* **Given records**
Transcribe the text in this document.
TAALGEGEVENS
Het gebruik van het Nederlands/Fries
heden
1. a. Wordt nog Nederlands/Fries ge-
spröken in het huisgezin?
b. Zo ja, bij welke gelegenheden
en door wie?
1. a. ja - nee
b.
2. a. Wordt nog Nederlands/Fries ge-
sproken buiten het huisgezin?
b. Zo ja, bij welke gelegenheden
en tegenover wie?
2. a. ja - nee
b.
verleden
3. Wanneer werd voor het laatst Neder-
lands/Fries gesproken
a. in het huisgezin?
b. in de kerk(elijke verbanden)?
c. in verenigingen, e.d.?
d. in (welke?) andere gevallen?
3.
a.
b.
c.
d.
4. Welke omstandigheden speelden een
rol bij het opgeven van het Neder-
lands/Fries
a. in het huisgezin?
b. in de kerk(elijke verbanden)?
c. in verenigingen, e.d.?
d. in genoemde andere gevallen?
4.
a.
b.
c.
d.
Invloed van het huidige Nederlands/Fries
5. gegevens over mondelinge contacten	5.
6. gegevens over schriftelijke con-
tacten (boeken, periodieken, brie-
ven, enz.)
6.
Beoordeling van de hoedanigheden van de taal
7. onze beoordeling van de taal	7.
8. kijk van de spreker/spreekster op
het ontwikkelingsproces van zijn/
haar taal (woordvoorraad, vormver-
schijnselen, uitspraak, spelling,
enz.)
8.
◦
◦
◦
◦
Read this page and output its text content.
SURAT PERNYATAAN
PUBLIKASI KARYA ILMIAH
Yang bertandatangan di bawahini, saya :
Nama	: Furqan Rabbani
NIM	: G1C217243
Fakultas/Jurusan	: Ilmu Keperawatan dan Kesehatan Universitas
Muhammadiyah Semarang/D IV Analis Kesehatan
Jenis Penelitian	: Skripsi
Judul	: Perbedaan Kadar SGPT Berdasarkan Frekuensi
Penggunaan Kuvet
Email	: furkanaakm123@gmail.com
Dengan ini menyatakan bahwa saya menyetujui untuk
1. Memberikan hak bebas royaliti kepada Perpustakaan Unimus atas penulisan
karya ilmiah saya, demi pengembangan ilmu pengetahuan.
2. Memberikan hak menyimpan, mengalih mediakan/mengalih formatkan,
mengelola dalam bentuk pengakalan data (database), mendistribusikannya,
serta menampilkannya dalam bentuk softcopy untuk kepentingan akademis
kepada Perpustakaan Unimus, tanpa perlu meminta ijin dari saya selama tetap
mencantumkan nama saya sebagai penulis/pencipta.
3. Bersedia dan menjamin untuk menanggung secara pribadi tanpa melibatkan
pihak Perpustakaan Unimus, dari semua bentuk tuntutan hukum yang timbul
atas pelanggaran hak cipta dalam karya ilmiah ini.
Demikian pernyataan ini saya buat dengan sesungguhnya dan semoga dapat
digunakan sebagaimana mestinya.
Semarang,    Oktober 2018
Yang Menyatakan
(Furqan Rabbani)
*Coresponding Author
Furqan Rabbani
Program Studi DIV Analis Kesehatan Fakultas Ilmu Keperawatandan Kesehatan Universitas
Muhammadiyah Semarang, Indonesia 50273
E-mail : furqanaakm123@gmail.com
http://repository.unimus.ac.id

* **Stated task**
Retype all of the data shown above, word for word.

* **Task output**
Transcribe the text in this document.
TAALGEGEVENS
Het gebruik van het Nederlands/Fries
heden
1. a. Wordt nog Nederlands/Fries ge-
spröken in het huisgezin?
b. Zo ja, bij welke gelegenheden
en door wie?
1. a. ja - nee
b.
2. a. Wordt nog Nederlands/Fries ge-
sproken buiten het huisgezin?
b. Zo ja, bij welke gelegenheden
en tegenover wie?
2. a. ja - nee
b.
verleden
3. Wanneer werd voor het laatst Neder-
lands/Fries gesproken
a. in het huisgezin?
b. in de kerk(elijke verbanden)?
c. in verenigingen, e.d.?
d. in (welke?) andere gevallen?
3.
a.
b.
c.
d.
4. Welke omstandigheden speelden een
rol bij het opgeven van het Neder-
lands/Fries
a. in het huisgezin?
b. in de kerk(elijke verbanden)?
c. in verenigingen, e.d.?
d. in genoemde andere gevallen?
4.
a.
b.
c.
d.
Invloed van het huidige Nederlands/Fries
5. gegevens over mondelinge contacten	5.
6. gegevens over schriftelijke con-
tacten (boeken, periodieken, brie-
ven, enz.)
6.
Beoordeling van de hoedanigheden van de taal
7. onze beoordeling van de taal	7.
8. kijk van de spreker/spreekster op
het ontwikkelingsproces van zijn/
haar taal (woordvoorraad, vormver-
schijnselen, uitspraak, spelling,
enz.)
8.
◦
◦
◦
◦
Read this page and output its text content.
SURAT PERNYATAAN
PUBLIKASI KARYA ILMIAH
Yang bertandatangan di bawahini, saya :
Nama	: Furqan Rabbani
NIM	: G1C217243
Fakultas/Jurusan	: Ilmu Keperawatan dan Kesehatan Universitas
Muhammadiyah Semarang/D IV Analis Kesehatan
Jenis Penelitian	: Skripsi
Judul	: Perbedaan Kadar SGPT Berdasarkan Frekuensi
Penggunaan Kuvet
Email	: furkanaakm123@gmail.com
Dengan ini menyatakan bahwa saya menyetujui untuk
1. Memberikan hak bebas royaliti kepada Perpustakaan Unimus atas penulisan
karya ilmiah saya, demi pengembangan ilmu pengetahuan.
2. Memberikan hak menyimpan, mengalih mediakan/mengalih formatkan,
mengelola dalam bentuk pengakalan data (database), mendistribusikannya,
serta menampilkannya dalam bentuk softcopy untuk kepentingan akademis
kepada Perpustakaan Unimus, tanpa perlu meminta ijin dari saya selama tetap
mencantumkan nama saya sebagai penulis/pencipta.
3. Bersedia dan menjamin untuk menanggung secara pribadi tanpa melibatkan
pihak Perpustakaan Unimus, dari semua bentuk tuntutan hukum yang timbul
atas pelanggaran hak cipta dalam karya ilmiah ini.
Demikian pernyataan ini saya buat dengan sesungguhnya dan semoga dapat
digunakan sebagaimana mestinya.
Semarang,    Oktober 2018
Yang Menyatakan
(Furqan Rabbani)
*Coresponding Author
Furqan Rabbani
Program Studi DIV Analis Kesehatan Fakultas Ilmu Keperawatandan Kesehatan Universitas
Muhammadiyah Semarang, Indonesia 50273
E-mail : furqanaakm123@gmail.com
http://repository.unimus.ac.id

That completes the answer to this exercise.